Exploratory Data Analysis > Multidimensional Scaling

**Contents:**

- What is Multidimensional Scaling?
- When to Use MDS
- A Simple Example
- Basic steps:
- Potential Pitfalls
- Notation
- History and Subtypes
- Multidimensional scaling vs. Factor Analysis
- Similar Techniques

## What is Multidimensional Scaling?

Multidimensional scaling is a **visual representation of distances or dissimilarities between sets of objects**. “Objects” can be colors, faces, map coordinates, political persuasion, or any kind of real or conceptual stimuli (Kruskal and Wish, 1978). Objects that are more similar (or have shorter distances) are closer together on the graph than objects that are less similar (or have longer distances). As well as interpreting dissimilarities as distances on a graph, MDS can also serve as a dimension reduction technique for high-dimensional data (Buja et. al, 2007).

The term **scaling **comes from psychometrics, where abstract concepts (“objects”) are assigned numbers according to a rule (Trochim, 2006). For example, you may want to quantify a person’s attitude to global warming. You could assign a “1” to “doesn’t believe in global warming”, a 10 to “firmly believes in global warming” and a scale of 2 to 9 for attitudes in between. You can also think of “scaling” as the fact that you’re essentially *scaling down the data *(i.e. making it simpler by creating lower-dimensional data). Data that is scaled down in dimension keeps similar properties. For example, two data points that are close together in high-dimensional space will also be close together in low-dimensional space (Martinez, 2005). The “**multidimensional**” part is due to the fact that you aren’t limited to two dimensional graphs or data. Three-dimensional, four-dimensional and higher plots are possible.

MDS is now used over a wide variety of disciplines. It’s use isn’t limited to a specific matrix or set of data; In fact, just about any matrix can be analyzed with the technique as long as the matrix contains some type of relational data (Young, 2013). Examples of relational data include correlations, distances, multiple rating scales or similarities.

════════════════

Resume the text on multidimensional scaling from where it stops, keeping its tone and level of detail.

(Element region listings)
════════════════

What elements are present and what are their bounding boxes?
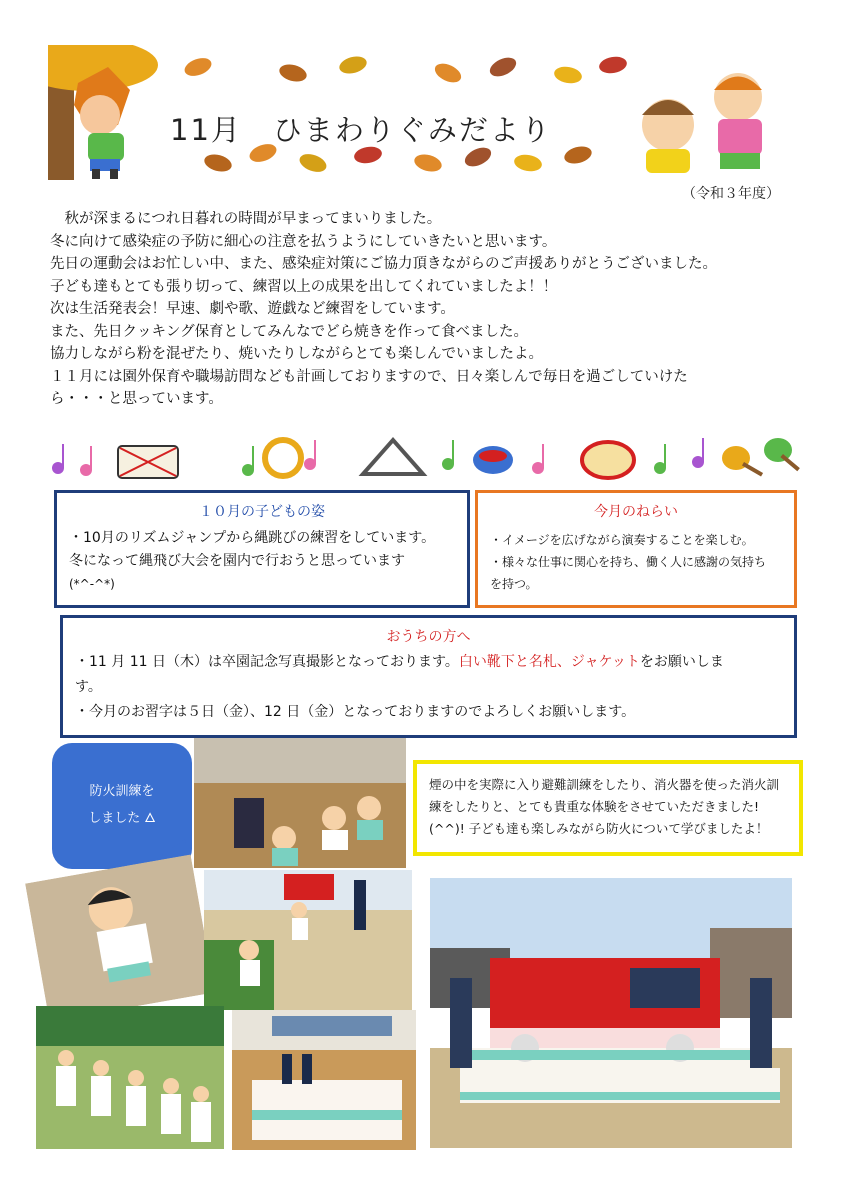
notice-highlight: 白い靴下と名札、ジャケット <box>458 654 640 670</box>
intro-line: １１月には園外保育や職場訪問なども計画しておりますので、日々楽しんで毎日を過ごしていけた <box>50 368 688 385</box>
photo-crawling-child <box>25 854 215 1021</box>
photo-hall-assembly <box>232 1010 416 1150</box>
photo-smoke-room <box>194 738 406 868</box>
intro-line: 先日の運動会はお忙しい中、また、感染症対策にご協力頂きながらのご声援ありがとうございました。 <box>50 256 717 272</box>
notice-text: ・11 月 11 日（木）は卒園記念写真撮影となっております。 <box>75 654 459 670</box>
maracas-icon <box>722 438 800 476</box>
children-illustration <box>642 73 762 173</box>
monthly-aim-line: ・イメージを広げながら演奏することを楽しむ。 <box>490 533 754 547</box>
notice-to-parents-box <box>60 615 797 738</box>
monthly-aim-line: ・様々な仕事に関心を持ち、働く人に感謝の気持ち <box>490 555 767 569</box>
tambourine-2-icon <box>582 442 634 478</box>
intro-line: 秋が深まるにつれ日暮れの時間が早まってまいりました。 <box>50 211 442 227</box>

════════════════

## [The output]
As you may be able to tell from the short discussion above, MDS is very difficult to understand unless you have a basic understanding of matrix algebra and dimensionality. If you’re new to these concept, you may want to read these articles first:

What is dimensionality?

Introduction to Matrices and Matrix Algebra.

## When to Use MDS

Let’s say you were given a list of city locations, and were asked to create a map that included distances between cities. The procedure would be relatively straightforward, involving nothing more complicated than taking a ruler and measuring the distance between each city. However, what if you were given *only *the distances between the cities (i.e. their similarities) — and not their locations? You could still create a map — but it would involve a fair amount of geometry, and some logical deductions. Kruskal & Wish (1978) — the authors of one of the first multidimensional scaling books — state that this type of logic problem is ideal for multidimensional scaling. You’re basically given a set of differences, and the goal is to create a map that will also tell you what the original distances where and where they were located.

Back to Top

## A Simple Example

Multidimensional scaling uses a square, symmetric matrix for input. The matrix shows relationships between items. For a simple example, let’s say you had a set of cities in Florida and their distances:

The scaling produces a graph like the one below.

The very simple example above shows cities and distances, which are easy to visualize as a map. However, multidimensional scaling can work on “theoretically” mapped data as well. For example, Kruskal and Wish (1978) outlined how the method could be used to uncover the answers to a variety of questions about people’s viewpoints on political candidates. This could be achieved by reducing the data and issues (say, partisanship and ideology) to a two-dimensional map.

Back to Top

## Basic steps:

**Assign a number of points to coordinates in n-dimensional space**.*N*-dimensional space could be 2-dimensional, 3-dimensional, or higher spaces (at least, theoretically, because 4-dimensional spaces and above are difficult to model). The orientation of the coordinate axes is arbitrary and is mostly the researcher’s choice. For maps like the one in the simple example above, axes that represent north/south and east/west make the most sense.**Calculate Euclidean distances for all pairs of points**. The Euclidean distance is the “as the crow flies” straight-line distance between two points x and y in Euclidean space. It’s calculated using the Pythagorean theorem (c^{2}= a^{2}+ b^{2}), although it becomes somewhat more complicated for n-dimensional space (see “Euclidean Distance in n-dimensional space“). This results in the similarity matrix.**Compare the similarity matrix with the original input matrix**by evaluating the stress function.*Stress*is a goodness-of-fit measure, based on differences between predicted and actual distances. In his original 1964 MDS paper, Kruskal wrote that fits close to zero are excellent, while anything over .2 should be considered “poor”. More recent authors suggest evaluating stress based on the quality of the distance matrix and how many objects are in that matrix.**Adjust coordinates, if necessary, to minimize stress**.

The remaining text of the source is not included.